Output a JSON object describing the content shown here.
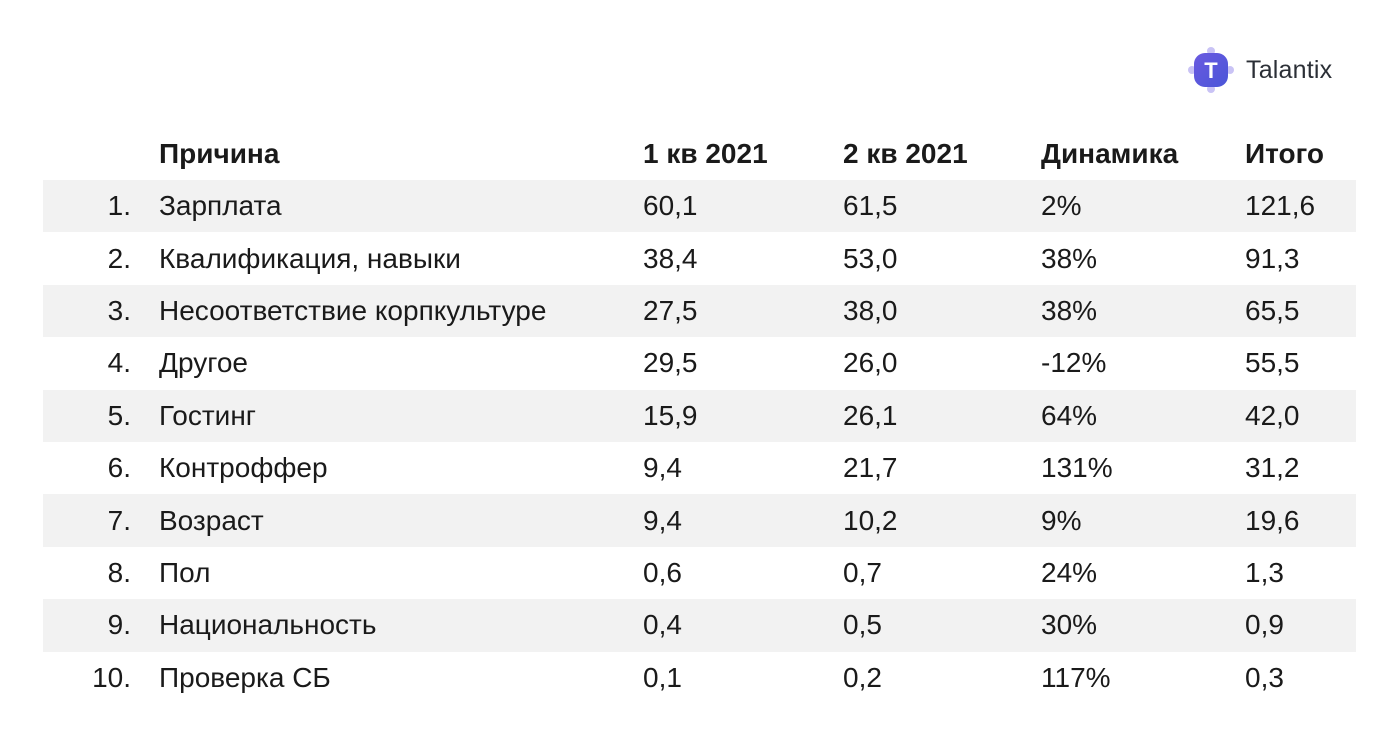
{
  "logo": {
    "letter": "T",
    "name": "Talantix",
    "brand_color": "#5b4fd6"
  },
  "table": {
    "headers": {
      "reason": "Причина",
      "q1": "1 кв 2021",
      "q2": "2 кв 2021",
      "dynamics": "Динамика",
      "total": "Итого"
    },
    "rows": [
      {
        "num": "1.",
        "reason": "Зарплата",
        "q1": "60,1",
        "q2": "61,5",
        "dynamics": "2%",
        "total": "121,6"
      },
      {
        "num": "2.",
        "reason": "Квалификация, навыки",
        "q1": "38,4",
        "q2": "53,0",
        "dynamics": "38%",
        "total": "91,3"
      },
      {
        "num": "3.",
        "reason": "Несоответствие корпкультуре",
        "q1": "27,5",
        "q2": "38,0",
        "dynamics": "38%",
        "total": "65,5"
      },
      {
        "num": "4.",
        "reason": "Другое",
        "q1": "29,5",
        "q2": "26,0",
        "dynamics": "-12%",
        "total": "55,5"
      },
      {
        "num": "5.",
        "reason": "Гостинг",
        "q1": "15,9",
        "q2": "26,1",
        "dynamics": "64%",
        "total": "42,0"
      },
      {
        "num": "6.",
        "reason": "Контроффер",
        "q1": "9,4",
        "q2": "21,7",
        "dynamics": "131%",
        "total": "31,2"
      },
      {
        "num": "7.",
        "reason": "Возраст",
        "q1": "9,4",
        "q2": "10,2",
        "dynamics": "9%",
        "total": "19,6"
      },
      {
        "num": "8.",
        "reason": "Пол",
        "q1": "0,6",
        "q2": "0,7",
        "dynamics": "24%",
        "total": "1,3"
      },
      {
        "num": "9.",
        "reason": "Национальность",
        "q1": "0,4",
        "q2": "0,5",
        "dynamics": "30%",
        "total": "0,9"
      },
      {
        "num": "10.",
        "reason": "Проверка СБ",
        "q1": "0,1",
        "q2": "0,2",
        "dynamics": "117%",
        "total": "0,3"
      }
    ],
    "shaded_color": "#f2f2f2"
  }
}
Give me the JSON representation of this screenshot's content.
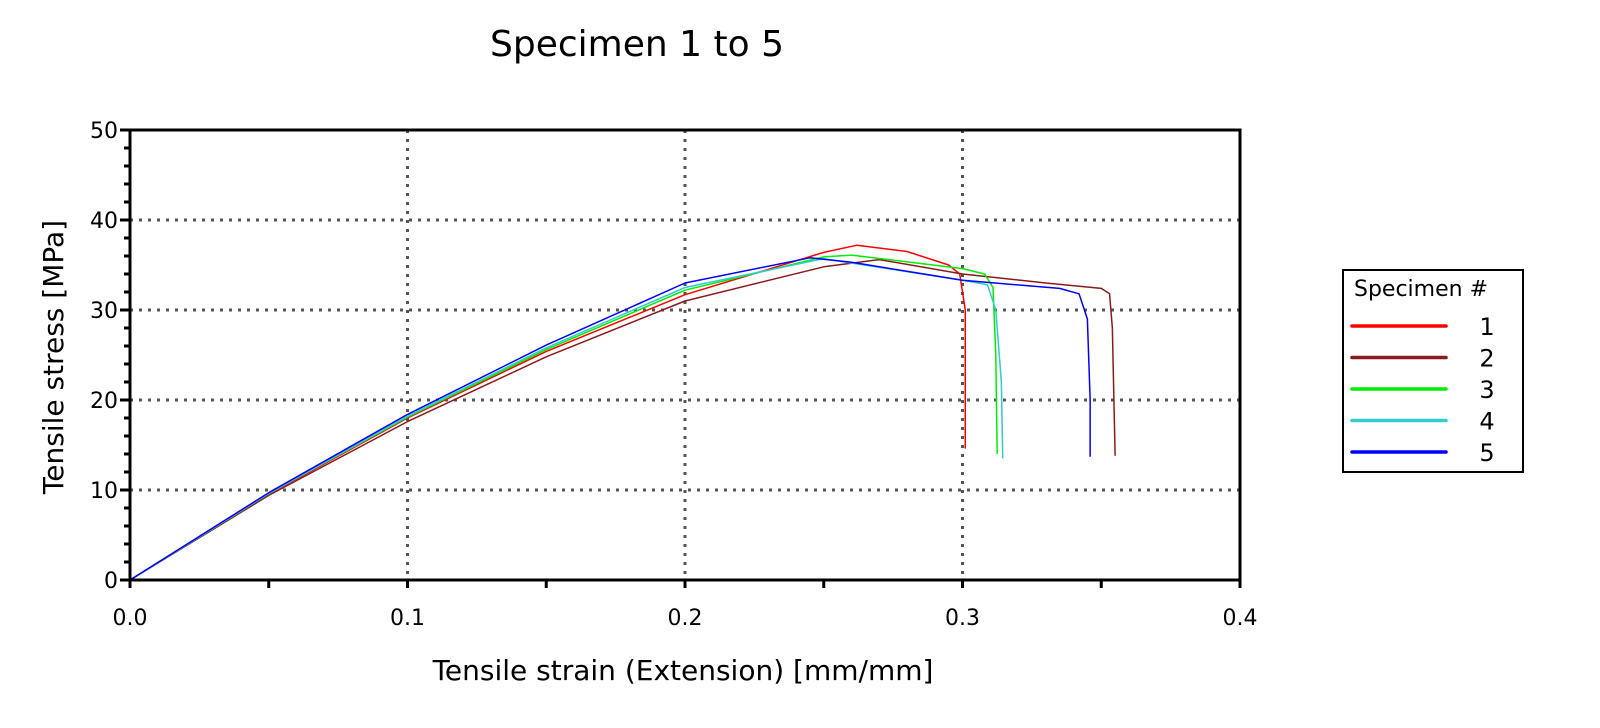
{
  "chart_data": {
    "type": "line",
    "title": "Specimen 1 to 5",
    "xlabel": "Tensile strain (Extension) [mm/mm]",
    "ylabel": "Tensile stress [MPa]",
    "xlim": [
      0,
      0.4
    ],
    "ylim": [
      0,
      50
    ],
    "xticks": [
      "0.0",
      "0.1",
      "0.2",
      "0.3",
      "0.4"
    ],
    "yticks": [
      "0",
      "10",
      "20",
      "30",
      "40",
      "50"
    ],
    "grid": true,
    "legend": {
      "title": "Specimen #",
      "placement": "right"
    },
    "series": [
      {
        "name": "1",
        "color": "#ff0000",
        "x": [
          0,
          0.05,
          0.1,
          0.15,
          0.2,
          0.25,
          0.262,
          0.28,
          0.295,
          0.299,
          0.301,
          0.301
        ],
        "y": [
          0,
          9.5,
          18,
          25.4,
          31.7,
          36.4,
          37.2,
          36.5,
          35,
          34,
          30,
          14.6
        ]
      },
      {
        "name": "2",
        "color": "#8b1a1a",
        "x": [
          0,
          0.05,
          0.1,
          0.15,
          0.2,
          0.25,
          0.27,
          0.3,
          0.33,
          0.35,
          0.353,
          0.354,
          0.355
        ],
        "y": [
          0,
          9.4,
          17.6,
          24.8,
          31,
          34.8,
          35.6,
          34,
          33,
          32.4,
          31.8,
          28,
          13.8
        ]
      },
      {
        "name": "3",
        "color": "#00ee00",
        "x": [
          0,
          0.05,
          0.1,
          0.15,
          0.2,
          0.25,
          0.26,
          0.3,
          0.308,
          0.311,
          0.312,
          0.3125
        ],
        "y": [
          0,
          9.6,
          18.1,
          25.6,
          32.2,
          35.9,
          36.1,
          34.6,
          34,
          32.5,
          25,
          14
        ]
      },
      {
        "name": "4",
        "color": "#33cccc",
        "x": [
          0,
          0.05,
          0.1,
          0.15,
          0.2,
          0.25,
          0.3,
          0.309,
          0.312,
          0.314,
          0.3145
        ],
        "y": [
          0,
          9.6,
          18.2,
          25.8,
          32.5,
          35.7,
          33.3,
          32.8,
          30,
          22,
          13.5
        ]
      },
      {
        "name": "5",
        "color": "#0000ff",
        "x": [
          0,
          0.05,
          0.1,
          0.15,
          0.2,
          0.245,
          0.26,
          0.3,
          0.335,
          0.342,
          0.345,
          0.346,
          0.346
        ],
        "y": [
          0,
          9.7,
          18.4,
          26.1,
          33,
          35.8,
          35.3,
          33.3,
          32.4,
          31.8,
          29,
          20,
          13.7
        ]
      }
    ]
  }
}
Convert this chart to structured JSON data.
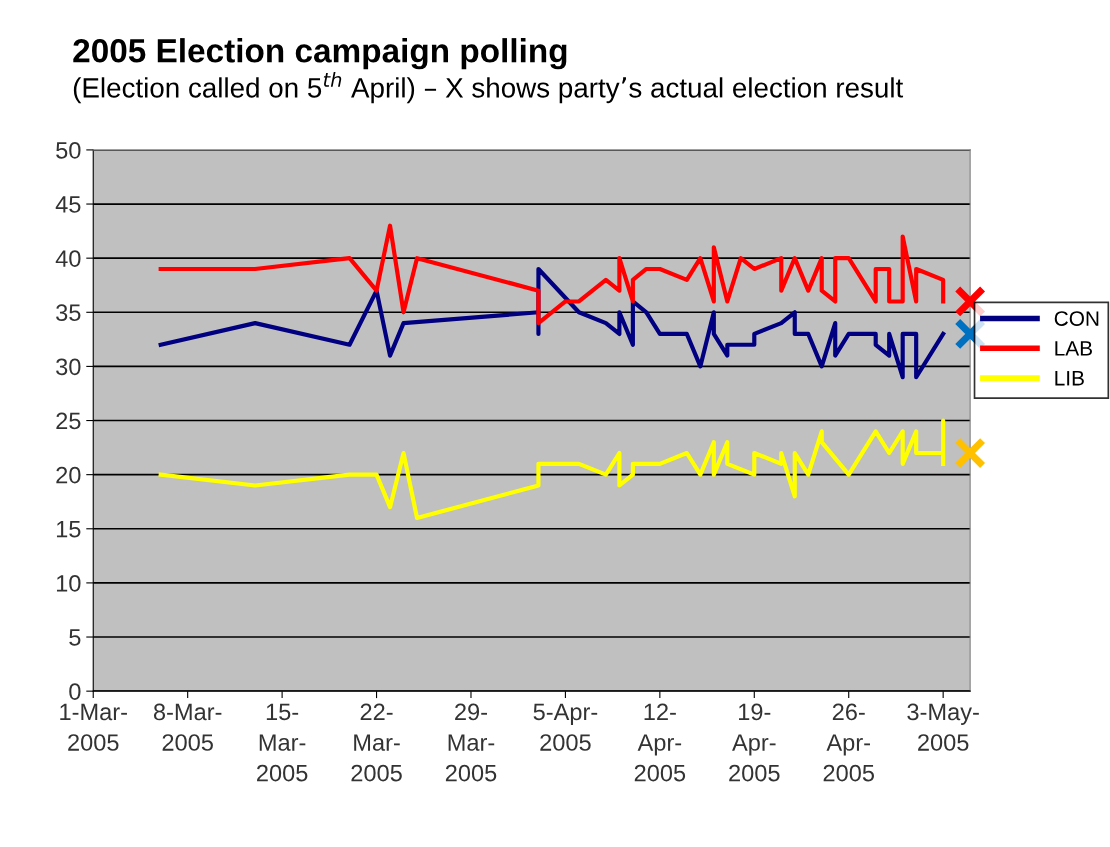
{
  "chart_data": {
    "type": "line",
    "title": "2005 Election campaign polling",
    "subtitle": "(Election called on 5$^{th}$ April) – X shows party’s actual election result",
    "xlim": [
      "2005-03-01",
      "2005-05-05"
    ],
    "xticks": [
      {
        "value": "2005-03-01",
        "label": "1-Mar-\n2005"
      },
      {
        "value": "2005-03-08",
        "label": "8-Mar-\n2005"
      },
      {
        "value": "2005-03-15",
        "label": "15-\nMar-\n2005"
      },
      {
        "value": "2005-03-22",
        "label": "22-\nMar-\n2005"
      },
      {
        "value": "2005-03-29",
        "label": "29-\nMar-\n2005"
      },
      {
        "value": "2005-04-05",
        "label": "5-Apr-\n2005"
      },
      {
        "value": "2005-04-12",
        "label": "12-\nApr-\n2005"
      },
      {
        "value": "2005-04-19",
        "label": "19-\nApr-\n2005"
      },
      {
        "value": "2005-04-26",
        "label": "26-\nApr-\n2005"
      },
      {
        "value": "2005-05-03",
        "label": "3-May-\n2005"
      }
    ],
    "ylim": [
      0,
      50
    ],
    "yticks": [
      0,
      5,
      10,
      15,
      20,
      25,
      30,
      35,
      40,
      45,
      50
    ],
    "grid": "y",
    "legend": "right",
    "marker": "none",
    "line_style": "solid",
    "series": [
      {
        "name": "CON",
        "color": "#000080",
        "x": [
          "2005-03-06",
          "2005-03-13",
          "2005-03-20",
          "2005-03-22",
          "2005-03-23",
          "2005-03-24",
          "2005-04-03",
          "2005-04-03",
          "2005-04-03",
          "2005-04-06",
          "2005-04-08",
          "2005-04-09",
          "2005-04-09",
          "2005-04-10",
          "2005-04-10",
          "2005-04-11",
          "2005-04-12",
          "2005-04-14",
          "2005-04-15",
          "2005-04-16",
          "2005-04-16",
          "2005-04-17",
          "2005-04-17",
          "2005-04-19",
          "2005-04-19",
          "2005-04-21",
          "2005-04-22",
          "2005-04-22",
          "2005-04-23",
          "2005-04-24",
          "2005-04-25",
          "2005-04-25",
          "2005-04-26",
          "2005-04-28",
          "2005-04-28",
          "2005-04-29",
          "2005-04-29",
          "2005-04-30",
          "2005-04-30",
          "2005-05-01",
          "2005-05-01",
          "2005-05-03"
        ],
        "values": [
          32,
          34,
          32,
          37,
          31,
          34,
          35,
          33,
          39,
          35,
          34,
          33,
          35,
          32,
          36,
          35,
          33,
          33,
          30,
          35,
          33,
          31,
          32,
          32,
          33,
          34,
          35,
          33,
          33,
          30,
          34,
          31,
          33,
          33,
          32,
          31,
          33,
          29,
          33,
          33,
          29,
          33
        ]
      },
      {
        "name": "LAB",
        "color": "#ff0000",
        "x": [
          "2005-03-06",
          "2005-03-13",
          "2005-03-20",
          "2005-03-22",
          "2005-03-23",
          "2005-03-24",
          "2005-03-25",
          "2005-04-03",
          "2005-04-03",
          "2005-04-05",
          "2005-04-06",
          "2005-04-08",
          "2005-04-09",
          "2005-04-09",
          "2005-04-10",
          "2005-04-10",
          "2005-04-11",
          "2005-04-12",
          "2005-04-14",
          "2005-04-15",
          "2005-04-16",
          "2005-04-16",
          "2005-04-17",
          "2005-04-18",
          "2005-04-19",
          "2005-04-21",
          "2005-04-21",
          "2005-04-22",
          "2005-04-23",
          "2005-04-24",
          "2005-04-24",
          "2005-04-25",
          "2005-04-25",
          "2005-04-26",
          "2005-04-28",
          "2005-04-28",
          "2005-04-29",
          "2005-04-29",
          "2005-04-30",
          "2005-04-30",
          "2005-05-01",
          "2005-05-01",
          "2005-05-03",
          "2005-05-03"
        ],
        "values": [
          39,
          39,
          40,
          37,
          43,
          35,
          40,
          37,
          34,
          36,
          36,
          38,
          37,
          40,
          36,
          38,
          39,
          39,
          38,
          40,
          36,
          41,
          36,
          40,
          39,
          40,
          37,
          40,
          37,
          40,
          37,
          36,
          40,
          40,
          36,
          39,
          39,
          36,
          36,
          42,
          36,
          39,
          38,
          36
        ]
      },
      {
        "name": "LIB",
        "color": "#ffff00",
        "x": [
          "2005-03-06",
          "2005-03-13",
          "2005-03-20",
          "2005-03-22",
          "2005-03-23",
          "2005-03-24",
          "2005-03-25",
          "2005-04-03",
          "2005-04-03",
          "2005-04-06",
          "2005-04-08",
          "2005-04-09",
          "2005-04-09",
          "2005-04-10",
          "2005-04-10",
          "2005-04-12",
          "2005-04-14",
          "2005-04-15",
          "2005-04-16",
          "2005-04-16",
          "2005-04-17",
          "2005-04-17",
          "2005-04-19",
          "2005-04-19",
          "2005-04-21",
          "2005-04-21",
          "2005-04-22",
          "2005-04-22",
          "2005-04-23",
          "2005-04-24",
          "2005-04-24",
          "2005-04-26",
          "2005-04-28",
          "2005-04-29",
          "2005-04-30",
          "2005-04-30",
          "2005-05-01",
          "2005-05-01",
          "2005-05-03",
          "2005-05-03",
          "2005-05-03"
        ],
        "values": [
          20,
          19,
          20,
          20,
          17,
          22,
          16,
          19,
          21,
          21,
          20,
          22,
          19,
          20,
          21,
          21,
          22,
          20,
          23,
          20,
          23,
          21,
          20,
          22,
          21,
          22,
          18,
          22,
          20,
          24,
          23,
          20,
          24,
          22,
          24,
          21,
          24,
          22,
          22,
          25,
          21
        ]
      },
      {
        "type": "scatter",
        "marker": "cross",
        "color": "#ff0000",
        "x": [
          "2005-05-05"
        ],
        "values": [
          36
        ]
      },
      {
        "type": "scatter",
        "marker": "cross",
        "color": "#0070c0",
        "x": [
          "2005-05-05"
        ],
        "values": [
          33
        ]
      },
      {
        "type": "scatter",
        "marker": "cross",
        "color": "#ffc000",
        "x": [
          "2005-05-05"
        ],
        "values": [
          22
        ]
      }
    ]
  }
}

--- Written problem ---
Go through the records line by line and count those containing the string "JSON". Give only the total.

--- Output below ---
3